▶ [WHAT NEEDS TO BE DONE]: List all the lines in these records that hold "phone".

## begin SUPPLIED RECORDS

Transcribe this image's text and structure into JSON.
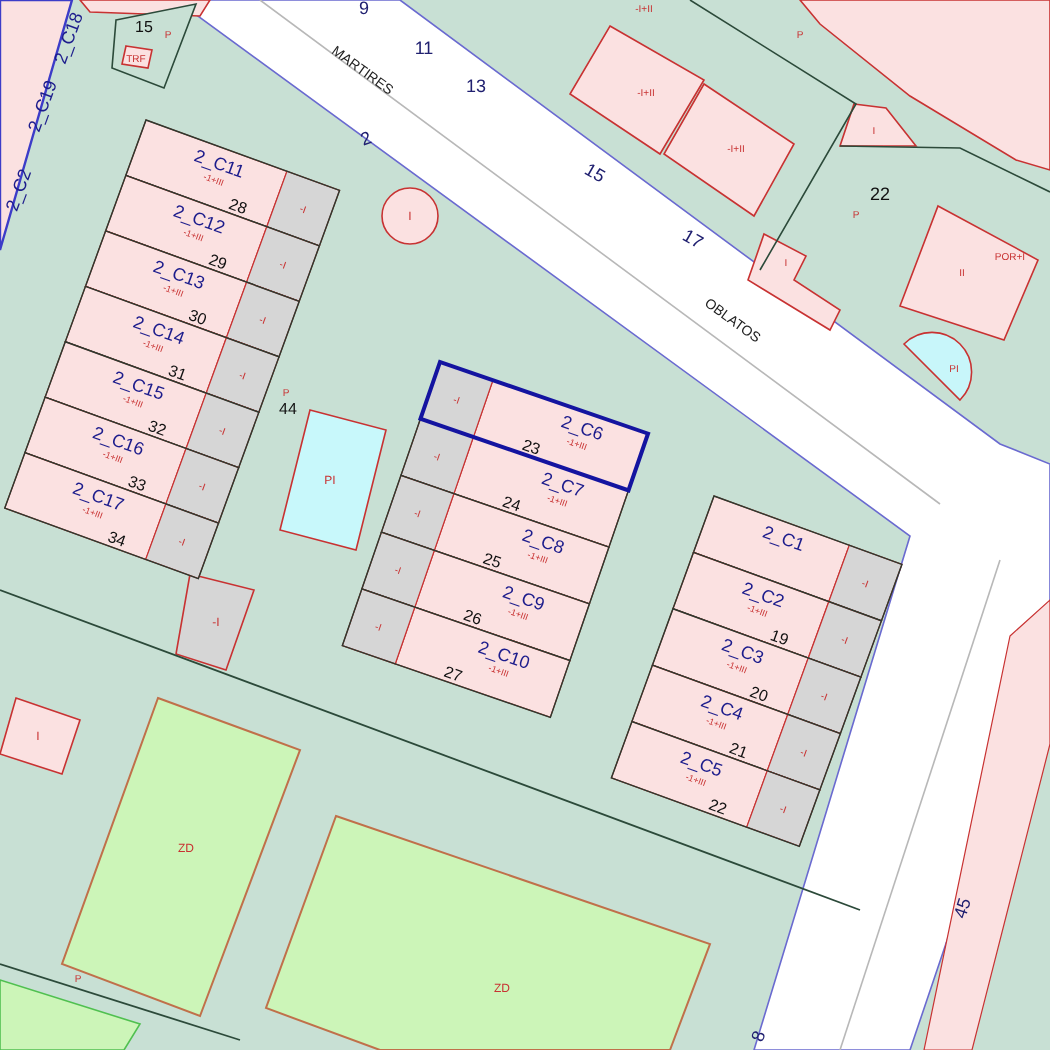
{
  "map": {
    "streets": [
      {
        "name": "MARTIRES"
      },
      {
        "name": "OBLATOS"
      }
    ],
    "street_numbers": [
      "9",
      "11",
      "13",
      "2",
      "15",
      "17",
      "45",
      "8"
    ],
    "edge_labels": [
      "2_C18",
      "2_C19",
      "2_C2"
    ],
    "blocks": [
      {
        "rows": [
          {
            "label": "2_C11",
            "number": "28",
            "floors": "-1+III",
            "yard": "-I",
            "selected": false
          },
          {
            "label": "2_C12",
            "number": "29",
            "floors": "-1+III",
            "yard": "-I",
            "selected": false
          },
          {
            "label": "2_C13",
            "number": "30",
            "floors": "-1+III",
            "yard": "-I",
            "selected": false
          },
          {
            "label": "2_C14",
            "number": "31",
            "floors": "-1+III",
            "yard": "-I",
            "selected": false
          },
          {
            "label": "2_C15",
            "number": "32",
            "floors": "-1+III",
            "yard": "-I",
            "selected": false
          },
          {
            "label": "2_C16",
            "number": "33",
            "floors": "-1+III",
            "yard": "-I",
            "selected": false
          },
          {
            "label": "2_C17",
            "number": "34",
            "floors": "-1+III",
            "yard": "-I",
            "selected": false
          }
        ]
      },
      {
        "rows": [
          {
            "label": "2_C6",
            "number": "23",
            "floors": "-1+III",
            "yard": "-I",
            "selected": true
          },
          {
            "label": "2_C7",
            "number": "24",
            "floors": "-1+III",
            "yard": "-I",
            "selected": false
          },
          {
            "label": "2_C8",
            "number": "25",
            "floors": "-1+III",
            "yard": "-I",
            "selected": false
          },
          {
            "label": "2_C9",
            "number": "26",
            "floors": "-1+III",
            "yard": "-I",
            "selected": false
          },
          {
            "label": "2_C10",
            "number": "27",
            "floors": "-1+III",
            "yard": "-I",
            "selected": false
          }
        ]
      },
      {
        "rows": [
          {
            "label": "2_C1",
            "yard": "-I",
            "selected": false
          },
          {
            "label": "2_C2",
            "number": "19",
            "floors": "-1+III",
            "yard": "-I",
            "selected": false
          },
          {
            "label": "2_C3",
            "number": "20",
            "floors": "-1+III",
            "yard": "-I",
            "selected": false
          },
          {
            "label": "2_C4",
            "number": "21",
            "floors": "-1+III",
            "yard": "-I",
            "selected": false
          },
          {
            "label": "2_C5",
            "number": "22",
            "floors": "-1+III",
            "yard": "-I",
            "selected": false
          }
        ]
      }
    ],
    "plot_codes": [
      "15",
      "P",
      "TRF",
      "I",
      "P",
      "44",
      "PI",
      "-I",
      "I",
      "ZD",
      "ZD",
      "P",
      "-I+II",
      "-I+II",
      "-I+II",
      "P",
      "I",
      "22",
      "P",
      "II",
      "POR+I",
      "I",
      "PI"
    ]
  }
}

## end SUPPLIED RECORDS
## begin SUPPLIED RECORDS

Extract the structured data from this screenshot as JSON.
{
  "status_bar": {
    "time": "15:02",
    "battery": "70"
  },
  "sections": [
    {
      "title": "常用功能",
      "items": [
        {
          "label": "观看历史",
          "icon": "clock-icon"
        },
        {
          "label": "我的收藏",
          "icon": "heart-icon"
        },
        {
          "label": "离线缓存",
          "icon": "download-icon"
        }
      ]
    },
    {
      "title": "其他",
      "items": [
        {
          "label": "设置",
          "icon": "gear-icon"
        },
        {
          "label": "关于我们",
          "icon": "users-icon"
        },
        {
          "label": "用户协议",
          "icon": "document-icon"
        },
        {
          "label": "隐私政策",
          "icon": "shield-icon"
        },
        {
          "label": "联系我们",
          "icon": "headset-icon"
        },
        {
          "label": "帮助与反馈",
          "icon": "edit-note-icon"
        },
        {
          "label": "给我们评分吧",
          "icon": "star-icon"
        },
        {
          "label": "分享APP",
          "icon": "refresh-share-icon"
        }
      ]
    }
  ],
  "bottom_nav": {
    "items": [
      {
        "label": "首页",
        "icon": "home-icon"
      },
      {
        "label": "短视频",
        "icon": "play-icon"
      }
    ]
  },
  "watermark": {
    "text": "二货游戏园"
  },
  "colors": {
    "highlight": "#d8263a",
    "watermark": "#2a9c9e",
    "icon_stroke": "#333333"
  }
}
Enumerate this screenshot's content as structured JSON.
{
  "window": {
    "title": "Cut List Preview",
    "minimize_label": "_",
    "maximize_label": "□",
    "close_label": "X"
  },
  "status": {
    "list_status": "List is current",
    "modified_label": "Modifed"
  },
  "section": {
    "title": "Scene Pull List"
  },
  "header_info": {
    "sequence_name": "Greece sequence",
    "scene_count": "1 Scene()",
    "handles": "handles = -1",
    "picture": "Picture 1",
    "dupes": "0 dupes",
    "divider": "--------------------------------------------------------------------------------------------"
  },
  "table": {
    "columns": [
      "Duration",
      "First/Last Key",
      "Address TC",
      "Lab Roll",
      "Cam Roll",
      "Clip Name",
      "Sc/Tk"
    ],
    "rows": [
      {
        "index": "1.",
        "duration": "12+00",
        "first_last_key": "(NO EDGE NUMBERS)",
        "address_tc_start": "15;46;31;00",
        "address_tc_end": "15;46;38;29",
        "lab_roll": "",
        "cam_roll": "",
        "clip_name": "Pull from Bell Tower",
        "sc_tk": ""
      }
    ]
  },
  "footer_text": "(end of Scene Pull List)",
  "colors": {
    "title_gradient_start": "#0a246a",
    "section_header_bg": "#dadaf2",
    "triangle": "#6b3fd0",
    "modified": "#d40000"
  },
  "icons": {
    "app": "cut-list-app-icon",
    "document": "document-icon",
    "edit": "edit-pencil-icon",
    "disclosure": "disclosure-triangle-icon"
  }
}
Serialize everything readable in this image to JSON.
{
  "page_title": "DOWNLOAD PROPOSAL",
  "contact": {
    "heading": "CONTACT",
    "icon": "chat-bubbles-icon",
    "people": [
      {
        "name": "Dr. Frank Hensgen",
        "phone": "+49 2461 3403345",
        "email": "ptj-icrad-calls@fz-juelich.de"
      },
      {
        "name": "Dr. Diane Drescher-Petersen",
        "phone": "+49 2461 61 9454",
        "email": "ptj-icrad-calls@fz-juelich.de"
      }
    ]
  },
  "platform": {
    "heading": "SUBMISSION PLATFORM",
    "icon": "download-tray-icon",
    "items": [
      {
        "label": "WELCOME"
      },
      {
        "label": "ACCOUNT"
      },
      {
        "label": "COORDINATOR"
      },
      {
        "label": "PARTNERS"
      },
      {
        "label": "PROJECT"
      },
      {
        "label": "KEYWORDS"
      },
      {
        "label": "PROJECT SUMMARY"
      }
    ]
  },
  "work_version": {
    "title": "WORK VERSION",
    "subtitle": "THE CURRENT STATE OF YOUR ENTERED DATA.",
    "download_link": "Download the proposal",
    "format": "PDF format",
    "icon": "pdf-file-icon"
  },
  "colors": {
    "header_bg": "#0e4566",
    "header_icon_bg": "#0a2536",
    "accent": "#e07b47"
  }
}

## end SUPPLIED RECORDS
## begin SUPPLIED RECORDS

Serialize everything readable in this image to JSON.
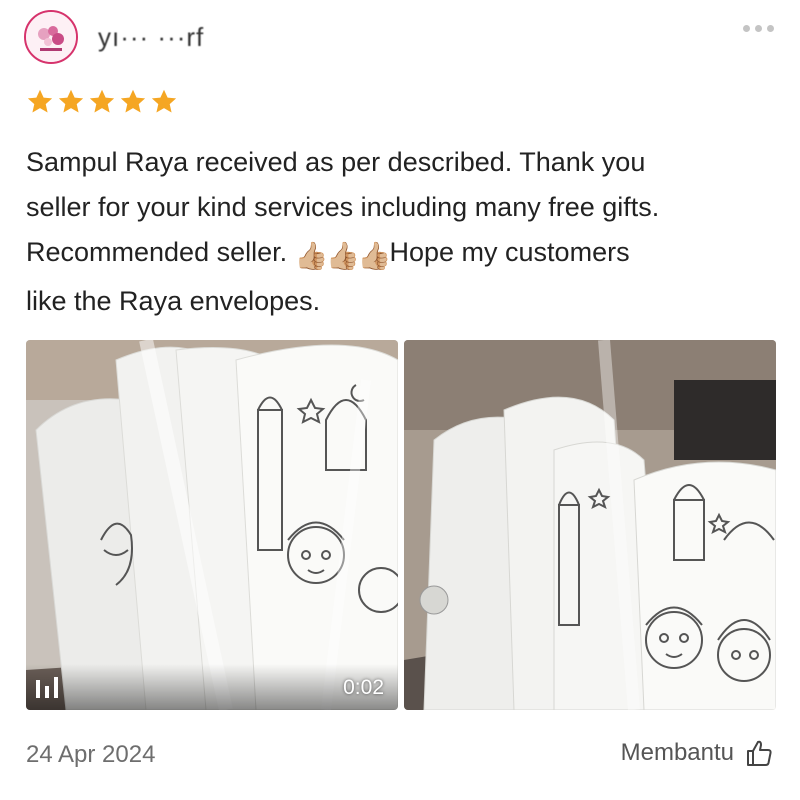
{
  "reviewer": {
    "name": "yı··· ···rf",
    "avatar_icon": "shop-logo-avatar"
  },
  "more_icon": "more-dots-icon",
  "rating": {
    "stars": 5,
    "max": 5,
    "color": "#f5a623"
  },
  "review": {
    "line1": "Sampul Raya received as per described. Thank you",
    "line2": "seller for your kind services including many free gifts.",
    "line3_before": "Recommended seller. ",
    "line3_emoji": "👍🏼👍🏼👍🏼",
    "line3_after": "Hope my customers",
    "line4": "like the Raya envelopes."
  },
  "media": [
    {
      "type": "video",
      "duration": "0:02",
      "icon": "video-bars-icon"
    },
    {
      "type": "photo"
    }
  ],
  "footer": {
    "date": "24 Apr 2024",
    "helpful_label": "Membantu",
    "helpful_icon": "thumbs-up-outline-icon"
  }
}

## end SUPPLIED RECORDS

▶ [EXERCISE RESPONSE]:
        "phone": "+49 2461 3403345",
        "phone": "+49 2461 61 9454",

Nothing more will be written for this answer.